- **SET TASK**:
Repeat the entire listing exactly.

## start EXERCISE MATERIALS

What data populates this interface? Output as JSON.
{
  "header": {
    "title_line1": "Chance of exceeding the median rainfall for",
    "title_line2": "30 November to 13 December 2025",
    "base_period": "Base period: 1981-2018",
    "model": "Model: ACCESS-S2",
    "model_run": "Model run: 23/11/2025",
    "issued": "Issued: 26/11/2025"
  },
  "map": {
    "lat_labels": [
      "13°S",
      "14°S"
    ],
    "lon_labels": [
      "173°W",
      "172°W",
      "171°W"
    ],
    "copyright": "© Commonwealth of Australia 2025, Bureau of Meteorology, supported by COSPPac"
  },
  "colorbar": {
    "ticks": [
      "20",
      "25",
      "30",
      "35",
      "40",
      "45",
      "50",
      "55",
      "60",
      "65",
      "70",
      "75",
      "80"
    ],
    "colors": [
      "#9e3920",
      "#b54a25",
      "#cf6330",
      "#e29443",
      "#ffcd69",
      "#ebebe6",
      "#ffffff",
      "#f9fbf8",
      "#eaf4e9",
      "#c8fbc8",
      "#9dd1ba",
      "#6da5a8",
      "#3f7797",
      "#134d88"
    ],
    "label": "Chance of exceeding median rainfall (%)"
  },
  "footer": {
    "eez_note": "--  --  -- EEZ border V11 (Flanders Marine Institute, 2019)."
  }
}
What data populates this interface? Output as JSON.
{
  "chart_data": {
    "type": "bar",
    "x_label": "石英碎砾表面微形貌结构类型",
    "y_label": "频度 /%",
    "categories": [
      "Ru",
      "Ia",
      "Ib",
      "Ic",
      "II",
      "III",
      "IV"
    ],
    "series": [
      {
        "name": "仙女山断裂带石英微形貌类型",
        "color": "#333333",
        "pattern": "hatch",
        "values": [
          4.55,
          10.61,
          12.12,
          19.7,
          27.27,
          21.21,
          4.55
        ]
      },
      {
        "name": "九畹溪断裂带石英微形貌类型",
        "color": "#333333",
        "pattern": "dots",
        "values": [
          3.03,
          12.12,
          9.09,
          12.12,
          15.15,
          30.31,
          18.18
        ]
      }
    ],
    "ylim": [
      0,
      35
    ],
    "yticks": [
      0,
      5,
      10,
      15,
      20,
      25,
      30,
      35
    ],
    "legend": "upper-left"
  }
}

## end EXERCISE MATERIALS

- **FINISHED EXERCISE**:
What data populates this interface? Output as JSON.
{
  "header": {
    "title_line1": "Chance of exceeding the median rainfall for",
    "title_line2": "30 November to 13 December 2025",
    "base_period": "Base period: 1981-2018",
    "model": "Model: ACCESS-S2",
    "model_run": "Model run: 23/11/2025",
    "issued": "Issued: 26/11/2025"
  },
  "map": {
    "lat_labels": [
      "13°S",
      "14°S"
    ],
    "lon_labels": [
      "173°W",
      "172°W",
      "171°W"
    ],
    "copyright": "© Commonwealth of Australia 2025, Bureau of Meteorology, supported by COSPPac"
  },
  "colorbar": {
    "ticks": [
      "20",
      "25",
      "30",
      "35",
      "40",
      "45",
      "50",
      "55",
      "60",
      "65",
      "70",
      "75",
      "80"
    ],
    "colors": [
      "#9e3920",
      "#b54a25",
      "#cf6330",
      "#e29443",
      "#ffcd69",
      "#ebebe6",
      "#ffffff",
      "#f9fbf8",
      "#eaf4e9",
      "#c8fbc8",
      "#9dd1ba",
      "#6da5a8",
      "#3f7797",
      "#134d88"
    ],
    "label": "Chance of exceeding median rainfall (%)"
  },
  "footer": {
    "eez_note": "--  --  -- EEZ border V11 (Flanders Marine Institute, 2019)."
  }
}
What data populates this interface? Output as JSON.
{
  "chart_data": {
    "type": "bar",
    "x_label": "石英碎砾表面微形貌结构类型",
    "y_label": "频度 /%",
    "categories": [
      "Ru",
      "Ia",
      "Ib",
      "Ic",
      "II",
      "III",
      "IV"
    ],
    "series": [
      {
        "name": "仙女山断裂带石英微形貌类型",
        "color": "#333333",
        "pattern": "hatch",
        "values": [
          4.55,
          10.61,
          12.12,
          19.7,
          27.27,
          21.21,
          4.55
        ]
      },
      {
        "name": "九畹溪断裂带石英微形貌类型",
        "color": "#333333",
        "pattern": "dots",
        "values": [
          3.03,
          12.12,
          9.09,
          12.12,
          15.15,
          30.31,
          18.18
        ]
      }
    ],
    "ylim": [
      0,
      35
    ],
    "yticks": [
      0,
      5,
      10,
      15,
      20,
      25,
      30,
      35
    ],
    "legend": "upper-left"
  }
}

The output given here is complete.